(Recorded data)

☆ ☆ ☆ ☆ ☆

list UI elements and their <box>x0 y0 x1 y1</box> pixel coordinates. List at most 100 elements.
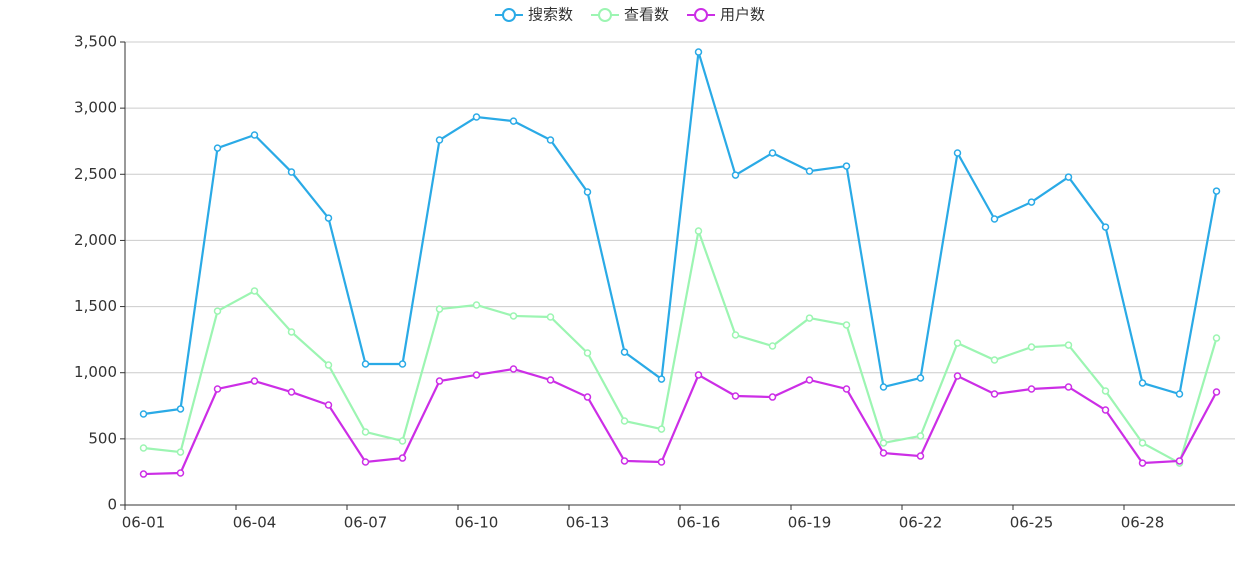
legend-item[interactable]: 搜索数 <box>494 6 573 24</box>
point <box>139 410 148 418</box>
y-tick-label: 3,000 <box>74 99 117 117</box>
point <box>1138 459 1147 467</box>
point <box>287 328 296 336</box>
point <box>916 432 925 440</box>
point <box>213 385 222 393</box>
point <box>546 136 555 144</box>
y-tick-label: 0 <box>107 496 117 514</box>
point <box>805 167 814 175</box>
point <box>768 149 777 157</box>
legend-label: 查看数 <box>624 6 669 24</box>
point <box>324 361 333 369</box>
point <box>620 457 629 465</box>
point <box>879 383 888 391</box>
y-tick-label: 2,000 <box>74 231 117 249</box>
point <box>768 342 777 350</box>
point <box>879 449 888 457</box>
point <box>1138 379 1147 387</box>
legend: 搜索数 查看数 用户数 <box>494 6 765 24</box>
legend-item[interactable]: 查看数 <box>590 6 669 24</box>
point <box>250 131 259 139</box>
point <box>694 371 703 379</box>
point <box>1138 439 1147 447</box>
x-tick-label: 06-19 <box>788 514 832 532</box>
point <box>435 377 444 385</box>
point <box>509 365 518 373</box>
point <box>1175 390 1184 398</box>
point <box>731 331 740 339</box>
point <box>916 374 925 382</box>
point <box>694 48 703 56</box>
point <box>1064 173 1073 181</box>
y-tick-label: 500 <box>88 429 117 447</box>
x-tick-label: 06-10 <box>455 514 499 532</box>
point <box>990 356 999 364</box>
point <box>250 287 259 295</box>
point <box>805 376 814 384</box>
x-tick-label: 06-01 <box>122 514 166 532</box>
point <box>1212 187 1221 195</box>
x-tick-label: 06-22 <box>899 514 943 532</box>
point <box>287 168 296 176</box>
x-tick-label: 06-04 <box>233 514 277 532</box>
point <box>213 144 222 152</box>
legend-marker <box>597 8 612 22</box>
point <box>213 307 222 315</box>
point <box>842 385 851 393</box>
point <box>731 392 740 400</box>
point <box>694 227 703 235</box>
point <box>361 458 370 466</box>
point <box>1101 387 1110 395</box>
x-tick-label: 06-25 <box>1010 514 1054 532</box>
series-line <box>143 367 1218 476</box>
y-tick-label: 1,000 <box>74 363 117 381</box>
point <box>805 314 814 322</box>
point <box>657 375 666 383</box>
point <box>1064 383 1073 391</box>
legend-marker <box>501 8 516 22</box>
point <box>1027 343 1036 351</box>
point <box>472 371 481 379</box>
point <box>176 448 185 456</box>
point <box>990 215 999 223</box>
legend-label: 搜索数 <box>528 6 573 24</box>
point <box>176 405 185 413</box>
point <box>990 390 999 398</box>
point <box>398 437 407 445</box>
point <box>1212 334 1221 342</box>
series-line <box>143 51 1218 416</box>
point <box>583 188 592 196</box>
point <box>583 349 592 357</box>
point <box>176 469 185 477</box>
point <box>361 360 370 368</box>
point <box>509 312 518 320</box>
x-tick-label: 06-13 <box>566 514 610 532</box>
y-tick-label: 1,500 <box>74 297 117 315</box>
point <box>250 377 259 385</box>
point <box>879 439 888 447</box>
point <box>1101 406 1110 414</box>
point <box>435 305 444 313</box>
point <box>509 117 518 125</box>
point <box>842 162 851 170</box>
point <box>1064 341 1073 349</box>
point <box>768 393 777 401</box>
point <box>731 171 740 179</box>
point <box>324 214 333 222</box>
point <box>139 470 148 478</box>
y-tick-label: 3,500 <box>74 33 117 51</box>
point <box>583 393 592 401</box>
x-tick-label: 06-28 <box>1121 514 1165 532</box>
point <box>398 360 407 368</box>
point <box>546 313 555 321</box>
legend-item[interactable]: 用户数 <box>687 6 765 24</box>
point <box>657 458 666 466</box>
point <box>1027 198 1036 206</box>
point <box>1027 385 1036 393</box>
point <box>657 425 666 433</box>
point <box>139 444 148 452</box>
y-tick-label: 2,500 <box>74 165 117 183</box>
point <box>620 417 629 425</box>
point <box>398 454 407 462</box>
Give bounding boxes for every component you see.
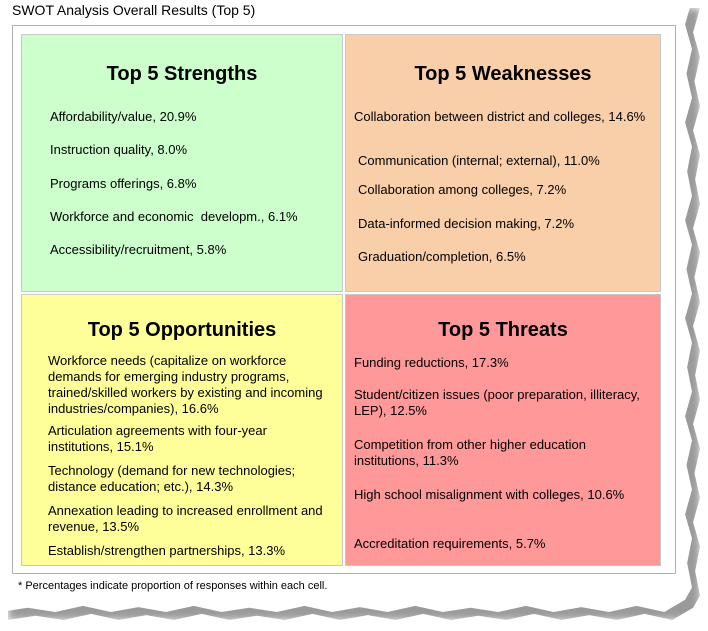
page-title: SWOT Analysis Overall Results (Top 5) (12, 2, 256, 18)
opportunity-item: Establish/strengthen partnerships, 13.3% (48, 543, 286, 558)
strength-item: Affordability/value, 20.9% (50, 109, 197, 124)
strength-item: Workforce and economic developm., 6.1% (50, 209, 298, 224)
weaknesses-cell: Top 5 Weaknesses Collaboration between d… (345, 34, 661, 292)
threat-item: Accreditation requirements, 5.7% (354, 536, 546, 551)
opportunities-cell: Top 5 Opportunities Workforce needs (cap… (21, 294, 343, 566)
threat-item: High school misalignment with colleges, … (354, 487, 625, 502)
opportunities-heading: Top 5 Opportunities (87, 319, 277, 341)
strengths-cell: Top 5 Strengths Affordability/value, 20.… (21, 34, 343, 292)
threats-heading: Top 5 Threats (438, 319, 568, 341)
weaknesses-heading: Top 5 Weaknesses (414, 63, 592, 85)
weakness-item: Collaboration among colleges, 7.2% (358, 182, 567, 197)
threats-cell: Top 5 Threats Funding reductions, 17.3% … (345, 294, 661, 566)
strength-item: Instruction quality, 8.0% (50, 142, 188, 157)
threat-item: Student/citizen issues (poor preparation… (354, 387, 640, 418)
paper: SWOT Analysis Overall Results (Top 5) To… (12, 2, 676, 592)
weakness-item: Communication (internal; external), 11.0… (358, 153, 600, 168)
opportunity-item: Annexation leading to increased enrollme… (48, 503, 323, 534)
threat-item: Competition from other higher education … (354, 437, 586, 468)
weakness-item: Collaboration between district and colle… (354, 109, 646, 124)
swot-grid: Top 5 Strengths Affordability/value, 20.… (12, 25, 676, 574)
opportunity-item: Articulation agreements with four-year i… (48, 423, 267, 454)
strength-item: Accessibility/recruitment, 5.8% (50, 242, 227, 257)
strengths-heading: Top 5 Strengths (106, 63, 258, 85)
threat-item: Funding reductions, 17.3% (354, 355, 509, 370)
opportunity-item: Workforce needs (capitalize on workforce… (48, 353, 323, 416)
strength-item: Programs offerings, 6.8% (50, 176, 197, 191)
footnote: * Percentages indicate proportion of res… (18, 580, 328, 592)
weakness-item: Graduation/completion, 6.5% (358, 249, 526, 264)
opportunity-item: Technology (demand for new technologies;… (48, 463, 296, 494)
weakness-item: Data-informed decision making, 7.2% (358, 216, 575, 231)
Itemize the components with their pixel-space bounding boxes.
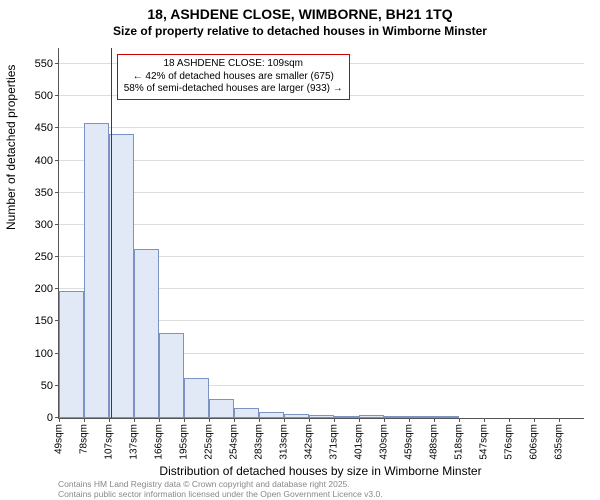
- histogram-bar: [59, 291, 84, 418]
- histogram-bar: [434, 416, 459, 418]
- xtick-label: 635sqm: [554, 424, 565, 460]
- chart-subtitle: Size of property relative to detached ho…: [0, 22, 600, 38]
- histogram-bar: [159, 333, 184, 418]
- xtick-mark: [209, 418, 210, 422]
- attribution-line2: Contains public sector information licen…: [58, 489, 383, 499]
- ytick-label: 400: [35, 155, 53, 167]
- xtick-label: 459sqm: [404, 424, 415, 460]
- xtick-mark: [134, 418, 135, 422]
- xtick-mark: [109, 418, 110, 422]
- ytick-label: 300: [35, 219, 53, 231]
- histogram-bar: [109, 134, 134, 418]
- ytick-label: 350: [35, 187, 53, 199]
- ytick-label: 250: [35, 251, 53, 263]
- property-marker-line: [111, 48, 112, 418]
- ytick-label: 500: [35, 90, 53, 102]
- xtick-label: 342sqm: [304, 424, 315, 460]
- xtick-label: 166sqm: [154, 424, 165, 460]
- xtick-mark: [259, 418, 260, 422]
- annotation-box: 18 ASHDENE CLOSE: 109sqm← 42% of detache…: [117, 54, 350, 100]
- ytick-label: 150: [35, 315, 53, 327]
- xtick-mark: [184, 418, 185, 422]
- xtick-mark: [559, 418, 560, 422]
- ytick-mark: [55, 192, 59, 193]
- histogram-bar: [184, 378, 209, 418]
- xtick-mark: [284, 418, 285, 422]
- histogram-bar: [84, 123, 109, 418]
- ytick-label: 200: [35, 283, 53, 295]
- xtick-mark: [334, 418, 335, 422]
- xtick-label: 195sqm: [179, 424, 190, 460]
- ytick-mark: [55, 160, 59, 161]
- xtick-mark: [434, 418, 435, 422]
- xtick-label: 488sqm: [429, 424, 440, 460]
- ytick-label: 50: [41, 380, 53, 392]
- ytick-label: 550: [35, 58, 53, 70]
- attribution-line1: Contains HM Land Registry data © Crown c…: [58, 479, 350, 489]
- xtick-mark: [59, 418, 60, 422]
- xtick-label: 401sqm: [354, 424, 365, 460]
- ytick-label: 0: [47, 412, 53, 424]
- ytick-mark: [55, 224, 59, 225]
- histogram-bar: [259, 412, 284, 418]
- xtick-label: 49sqm: [54, 424, 65, 454]
- xtick-label: 78sqm: [79, 424, 90, 454]
- ytick-mark: [55, 95, 59, 96]
- xtick-label: 606sqm: [529, 424, 540, 460]
- attribution-text: Contains HM Land Registry data © Crown c…: [58, 480, 383, 500]
- histogram-bar: [284, 414, 309, 418]
- x-axis-label: Distribution of detached houses by size …: [58, 464, 583, 478]
- xtick-label: 518sqm: [454, 424, 465, 460]
- xtick-label: 283sqm: [254, 424, 265, 460]
- ytick-label: 450: [35, 122, 53, 134]
- ytick-mark: [55, 63, 59, 64]
- xtick-mark: [159, 418, 160, 422]
- annotation-line2: ← 42% of detached houses are smaller (67…: [124, 71, 343, 84]
- histogram-bar: [334, 416, 359, 418]
- histogram-bar: [409, 416, 434, 418]
- histogram-bar: [384, 416, 409, 418]
- xtick-label: 371sqm: [329, 424, 340, 460]
- xtick-mark: [84, 418, 85, 422]
- gridline: [59, 127, 584, 128]
- gridline: [59, 160, 584, 161]
- xtick-label: 254sqm: [229, 424, 240, 460]
- xtick-label: 576sqm: [504, 424, 515, 460]
- xtick-label: 547sqm: [479, 424, 490, 460]
- xtick-label: 225sqm: [204, 424, 215, 460]
- xtick-mark: [309, 418, 310, 422]
- histogram-bar: [309, 415, 334, 418]
- xtick-mark: [509, 418, 510, 422]
- plot-area: 05010015020025030035040045050055049sqm78…: [58, 48, 584, 419]
- chart-container: { "chart": { "type": "histogram", "title…: [0, 0, 600, 500]
- xtick-mark: [534, 418, 535, 422]
- xtick-mark: [484, 418, 485, 422]
- ytick-mark: [55, 288, 59, 289]
- ytick-mark: [55, 127, 59, 128]
- xtick-mark: [409, 418, 410, 422]
- histogram-bar: [134, 249, 159, 418]
- chart-title: 18, ASHDENE CLOSE, WIMBORNE, BH21 1TQ: [0, 0, 600, 22]
- gridline: [59, 224, 584, 225]
- xtick-label: 430sqm: [379, 424, 390, 460]
- annotation-line3: 58% of semi-detached houses are larger (…: [124, 83, 343, 96]
- xtick-label: 137sqm: [129, 424, 140, 460]
- xtick-label: 107sqm: [104, 424, 115, 460]
- xtick-mark: [359, 418, 360, 422]
- histogram-bar: [359, 415, 384, 418]
- y-axis-label: Number of detached properties: [4, 65, 18, 230]
- annotation-line1: 18 ASHDENE CLOSE: 109sqm: [124, 58, 343, 71]
- xtick-label: 313sqm: [279, 424, 290, 460]
- histogram-bar: [234, 408, 259, 418]
- ytick-label: 100: [35, 348, 53, 360]
- xtick-mark: [459, 418, 460, 422]
- histogram-bar: [209, 399, 234, 418]
- xtick-mark: [384, 418, 385, 422]
- ytick-mark: [55, 256, 59, 257]
- gridline: [59, 192, 584, 193]
- xtick-mark: [234, 418, 235, 422]
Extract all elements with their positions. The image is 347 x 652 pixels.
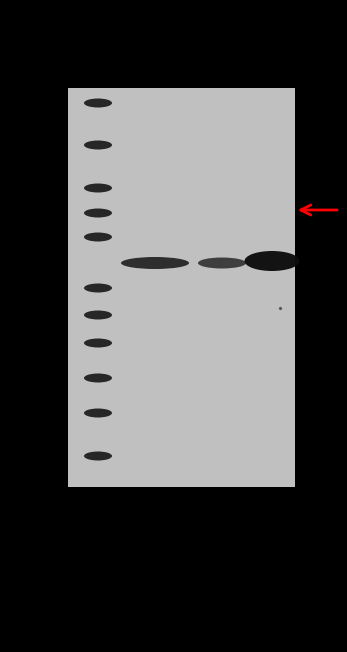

☆ ☆ ☆ ☆ ☆

The exercise: Identify each line of the entries above that contains the string "property", and copy every such line in full.

Exercise output:
- chart-subtitle: Size of property relative to detached ho…: [0, 22, 600, 38]
- property-marker-line: [111, 48, 112, 418]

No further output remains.